— Start Task input —

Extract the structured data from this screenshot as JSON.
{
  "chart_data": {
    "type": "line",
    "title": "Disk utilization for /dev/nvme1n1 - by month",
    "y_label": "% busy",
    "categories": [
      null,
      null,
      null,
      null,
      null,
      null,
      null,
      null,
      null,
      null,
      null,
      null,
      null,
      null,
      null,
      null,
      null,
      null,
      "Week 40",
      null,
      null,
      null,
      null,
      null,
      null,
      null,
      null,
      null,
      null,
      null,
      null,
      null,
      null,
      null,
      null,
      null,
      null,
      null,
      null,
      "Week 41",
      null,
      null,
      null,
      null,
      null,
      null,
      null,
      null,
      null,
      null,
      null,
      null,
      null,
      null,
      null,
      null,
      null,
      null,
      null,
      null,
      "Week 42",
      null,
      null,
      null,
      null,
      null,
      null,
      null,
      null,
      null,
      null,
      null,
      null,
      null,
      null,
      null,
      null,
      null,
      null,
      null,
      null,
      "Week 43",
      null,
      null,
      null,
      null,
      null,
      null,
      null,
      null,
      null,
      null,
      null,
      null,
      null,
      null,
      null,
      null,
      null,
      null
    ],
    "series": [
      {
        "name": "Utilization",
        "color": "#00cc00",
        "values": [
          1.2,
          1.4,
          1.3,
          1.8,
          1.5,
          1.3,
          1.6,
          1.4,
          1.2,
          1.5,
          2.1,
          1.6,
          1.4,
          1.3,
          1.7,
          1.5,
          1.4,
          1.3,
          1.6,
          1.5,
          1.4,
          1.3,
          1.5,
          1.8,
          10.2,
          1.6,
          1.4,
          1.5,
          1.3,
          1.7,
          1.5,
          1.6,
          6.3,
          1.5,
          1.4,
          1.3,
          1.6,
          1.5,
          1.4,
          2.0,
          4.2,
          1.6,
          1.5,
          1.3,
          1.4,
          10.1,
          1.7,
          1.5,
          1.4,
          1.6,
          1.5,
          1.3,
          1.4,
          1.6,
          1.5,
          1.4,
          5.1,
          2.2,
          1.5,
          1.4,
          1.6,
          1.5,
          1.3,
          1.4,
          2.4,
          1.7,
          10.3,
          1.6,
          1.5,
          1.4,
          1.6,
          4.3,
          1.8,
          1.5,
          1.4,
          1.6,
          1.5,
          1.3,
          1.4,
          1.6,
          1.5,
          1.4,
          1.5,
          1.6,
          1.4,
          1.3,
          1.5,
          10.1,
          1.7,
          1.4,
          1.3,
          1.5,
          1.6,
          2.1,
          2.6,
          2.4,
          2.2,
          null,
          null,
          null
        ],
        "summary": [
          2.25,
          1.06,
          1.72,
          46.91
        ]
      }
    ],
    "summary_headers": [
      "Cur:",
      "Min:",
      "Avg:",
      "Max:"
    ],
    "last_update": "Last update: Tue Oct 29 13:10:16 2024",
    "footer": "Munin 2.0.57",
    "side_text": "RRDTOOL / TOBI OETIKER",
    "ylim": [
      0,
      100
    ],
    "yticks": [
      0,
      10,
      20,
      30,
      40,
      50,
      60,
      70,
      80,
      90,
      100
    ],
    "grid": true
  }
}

— End Task input —

→ Task goal: Return every line exactly.

→ Solution below:
Extract the structured data from this screenshot as JSON.
{
  "chart_data": {
    "type": "line",
    "title": "Disk utilization for /dev/nvme1n1 - by month",
    "y_label": "% busy",
    "categories": [
      null,
      null,
      null,
      null,
      null,
      null,
      null,
      null,
      null,
      null,
      null,
      null,
      null,
      null,
      null,
      null,
      null,
      null,
      "Week 40",
      null,
      null,
      null,
      null,
      null,
      null,
      null,
      null,
      null,
      null,
      null,
      null,
      null,
      null,
      null,
      null,
      null,
      null,
      null,
      null,
      "Week 41",
      null,
      null,
      null,
      null,
      null,
      null,
      null,
      null,
      null,
      null,
      null,
      null,
      null,
      null,
      null,
      null,
      null,
      null,
      null,
      null,
      "Week 42",
      null,
      null,
      null,
      null,
      null,
      null,
      null,
      null,
      null,
      null,
      null,
      null,
      null,
      null,
      null,
      null,
      null,
      null,
      null,
      null,
      "Week 43",
      null,
      null,
      null,
      null,
      null,
      null,
      null,
      null,
      null,
      null,
      null,
      null,
      null,
      null,
      null,
      null,
      null,
      null
    ],
    "series": [
      {
        "name": "Utilization",
        "color": "#00cc00",
        "values": [
          1.2,
          1.4,
          1.3,
          1.8,
          1.5,
          1.3,
          1.6,
          1.4,
          1.2,
          1.5,
          2.1,
          1.6,
          1.4,
          1.3,
          1.7,
          1.5,
          1.4,
          1.3,
          1.6,
          1.5,
          1.4,
          1.3,
          1.5,
          1.8,
          10.2,
          1.6,
          1.4,
          1.5,
          1.3,
          1.7,
          1.5,
          1.6,
          6.3,
          1.5,
          1.4,
          1.3,
          1.6,
          1.5,
          1.4,
          2.0,
          4.2,
          1.6,
          1.5,
          1.3,
          1.4,
          10.1,
          1.7,
          1.5,
          1.4,
          1.6,
          1.5,
          1.3,
          1.4,
          1.6,
          1.5,
          1.4,
          5.1,
          2.2,
          1.5,
          1.4,
          1.6,
          1.5,
          1.3,
          1.4,
          2.4,
          1.7,
          10.3,
          1.6,
          1.5,
          1.4,
          1.6,
          4.3,
          1.8,
          1.5,
          1.4,
          1.6,
          1.5,
          1.3,
          1.4,
          1.6,
          1.5,
          1.4,
          1.5,
          1.6,
          1.4,
          1.3,
          1.5,
          10.1,
          1.7,
          1.4,
          1.3,
          1.5,
          1.6,
          2.1,
          2.6,
          2.4,
          2.2,
          null,
          null,
          null
        ],
        "summary": [
          2.25,
          1.06,
          1.72,
          46.91
        ]
      }
    ],
    "summary_headers": [
      "Cur:",
      "Min:",
      "Avg:",
      "Max:"
    ],
    "last_update": "Last update: Tue Oct 29 13:10:16 2024",
    "footer": "Munin 2.0.57",
    "side_text": "RRDTOOL / TOBI OETIKER",
    "ylim": [
      0,
      100
    ],
    "yticks": [
      0,
      10,
      20,
      30,
      40,
      50,
      60,
      70,
      80,
      90,
      100
    ],
    "grid": true
  }
}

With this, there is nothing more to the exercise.